YOUR TASK
Give an exact copy of every line, leaving images out.

'''

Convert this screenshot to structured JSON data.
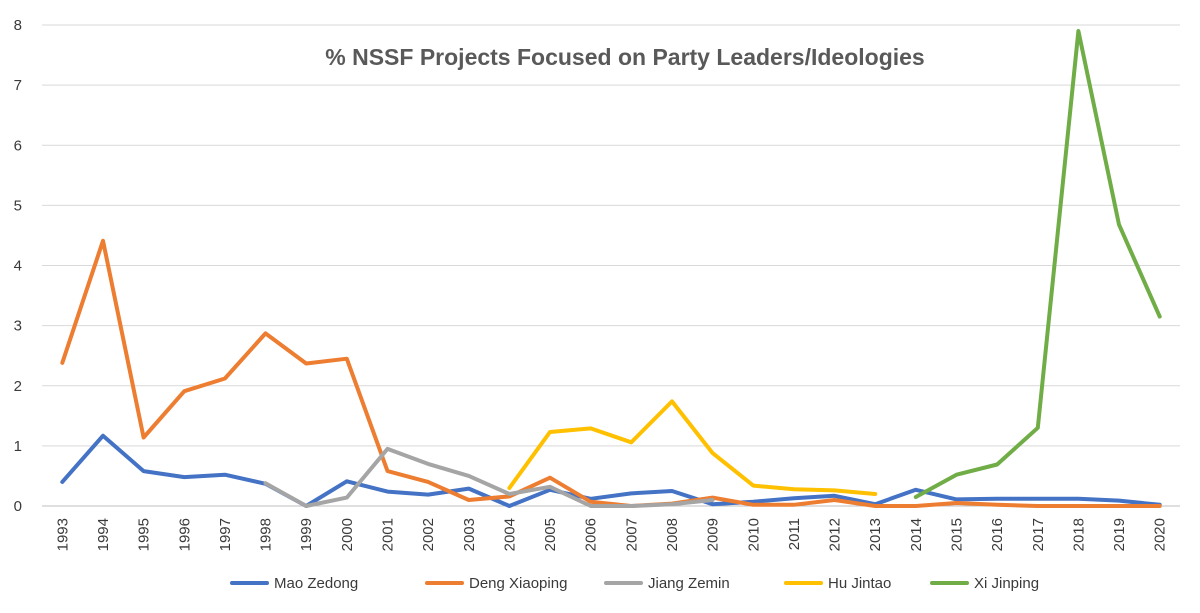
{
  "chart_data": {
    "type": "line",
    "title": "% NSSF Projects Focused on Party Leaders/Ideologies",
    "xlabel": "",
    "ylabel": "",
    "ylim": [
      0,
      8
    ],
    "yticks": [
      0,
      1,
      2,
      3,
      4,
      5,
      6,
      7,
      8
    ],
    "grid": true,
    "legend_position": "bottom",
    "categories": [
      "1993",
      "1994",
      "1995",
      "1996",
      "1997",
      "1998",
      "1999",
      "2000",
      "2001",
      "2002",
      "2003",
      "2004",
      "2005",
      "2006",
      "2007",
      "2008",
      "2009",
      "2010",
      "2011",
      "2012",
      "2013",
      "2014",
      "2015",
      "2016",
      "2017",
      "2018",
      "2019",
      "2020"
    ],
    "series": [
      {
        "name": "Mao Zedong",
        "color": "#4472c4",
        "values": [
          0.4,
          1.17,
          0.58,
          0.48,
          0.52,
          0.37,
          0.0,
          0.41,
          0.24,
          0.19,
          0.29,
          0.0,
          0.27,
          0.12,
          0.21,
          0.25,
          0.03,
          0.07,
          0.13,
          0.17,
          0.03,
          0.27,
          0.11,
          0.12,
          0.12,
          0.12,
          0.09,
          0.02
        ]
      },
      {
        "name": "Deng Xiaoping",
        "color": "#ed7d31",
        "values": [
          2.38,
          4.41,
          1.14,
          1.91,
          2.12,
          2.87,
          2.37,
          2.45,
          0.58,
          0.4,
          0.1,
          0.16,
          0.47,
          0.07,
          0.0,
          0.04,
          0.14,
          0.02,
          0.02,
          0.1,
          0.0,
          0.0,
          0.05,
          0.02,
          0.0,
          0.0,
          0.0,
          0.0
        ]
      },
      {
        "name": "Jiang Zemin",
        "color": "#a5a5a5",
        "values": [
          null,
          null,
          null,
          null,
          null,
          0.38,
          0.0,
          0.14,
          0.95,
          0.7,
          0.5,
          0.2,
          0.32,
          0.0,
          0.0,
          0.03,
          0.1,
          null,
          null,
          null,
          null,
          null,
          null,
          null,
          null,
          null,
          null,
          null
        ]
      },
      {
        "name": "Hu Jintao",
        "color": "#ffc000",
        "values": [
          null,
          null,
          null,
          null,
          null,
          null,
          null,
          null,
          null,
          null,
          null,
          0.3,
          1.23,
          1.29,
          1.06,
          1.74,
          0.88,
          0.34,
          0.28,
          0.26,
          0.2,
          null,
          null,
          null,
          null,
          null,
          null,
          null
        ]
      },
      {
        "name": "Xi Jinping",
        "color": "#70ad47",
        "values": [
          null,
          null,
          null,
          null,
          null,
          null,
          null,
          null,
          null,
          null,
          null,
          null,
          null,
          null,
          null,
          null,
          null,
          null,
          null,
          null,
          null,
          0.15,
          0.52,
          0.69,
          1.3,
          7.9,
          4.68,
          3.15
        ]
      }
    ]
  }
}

'''

FINAL RESULT
Convert this screenshot to structured JSON data.
{
  "chart_data": {
    "type": "line",
    "title": "% NSSF Projects Focused on Party Leaders/Ideologies",
    "xlabel": "",
    "ylabel": "",
    "ylim": [
      0,
      8
    ],
    "yticks": [
      0,
      1,
      2,
      3,
      4,
      5,
      6,
      7,
      8
    ],
    "grid": true,
    "legend_position": "bottom",
    "categories": [
      "1993",
      "1994",
      "1995",
      "1996",
      "1997",
      "1998",
      "1999",
      "2000",
      "2001",
      "2002",
      "2003",
      "2004",
      "2005",
      "2006",
      "2007",
      "2008",
      "2009",
      "2010",
      "2011",
      "2012",
      "2013",
      "2014",
      "2015",
      "2016",
      "2017",
      "2018",
      "2019",
      "2020"
    ],
    "series": [
      {
        "name": "Mao Zedong",
        "color": "#4472c4",
        "values": [
          0.4,
          1.17,
          0.58,
          0.48,
          0.52,
          0.37,
          0.0,
          0.41,
          0.24,
          0.19,
          0.29,
          0.0,
          0.27,
          0.12,
          0.21,
          0.25,
          0.03,
          0.07,
          0.13,
          0.17,
          0.03,
          0.27,
          0.11,
          0.12,
          0.12,
          0.12,
          0.09,
          0.02
        ]
      },
      {
        "name": "Deng Xiaoping",
        "color": "#ed7d31",
        "values": [
          2.38,
          4.41,
          1.14,
          1.91,
          2.12,
          2.87,
          2.37,
          2.45,
          0.58,
          0.4,
          0.1,
          0.16,
          0.47,
          0.07,
          0.0,
          0.04,
          0.14,
          0.02,
          0.02,
          0.1,
          0.0,
          0.0,
          0.05,
          0.02,
          0.0,
          0.0,
          0.0,
          0.0
        ]
      },
      {
        "name": "Jiang Zemin",
        "color": "#a5a5a5",
        "values": [
          null,
          null,
          null,
          null,
          null,
          0.38,
          0.0,
          0.14,
          0.95,
          0.7,
          0.5,
          0.2,
          0.32,
          0.0,
          0.0,
          0.03,
          0.1,
          null,
          null,
          null,
          null,
          null,
          null,
          null,
          null,
          null,
          null,
          null
        ]
      },
      {
        "name": "Hu Jintao",
        "color": "#ffc000",
        "values": [
          null,
          null,
          null,
          null,
          null,
          null,
          null,
          null,
          null,
          null,
          null,
          0.3,
          1.23,
          1.29,
          1.06,
          1.74,
          0.88,
          0.34,
          0.28,
          0.26,
          0.2,
          null,
          null,
          null,
          null,
          null,
          null,
          null
        ]
      },
      {
        "name": "Xi Jinping",
        "color": "#70ad47",
        "values": [
          null,
          null,
          null,
          null,
          null,
          null,
          null,
          null,
          null,
          null,
          null,
          null,
          null,
          null,
          null,
          null,
          null,
          null,
          null,
          null,
          null,
          0.15,
          0.52,
          0.69,
          1.3,
          7.9,
          4.68,
          3.15
        ]
      }
    ]
  }
}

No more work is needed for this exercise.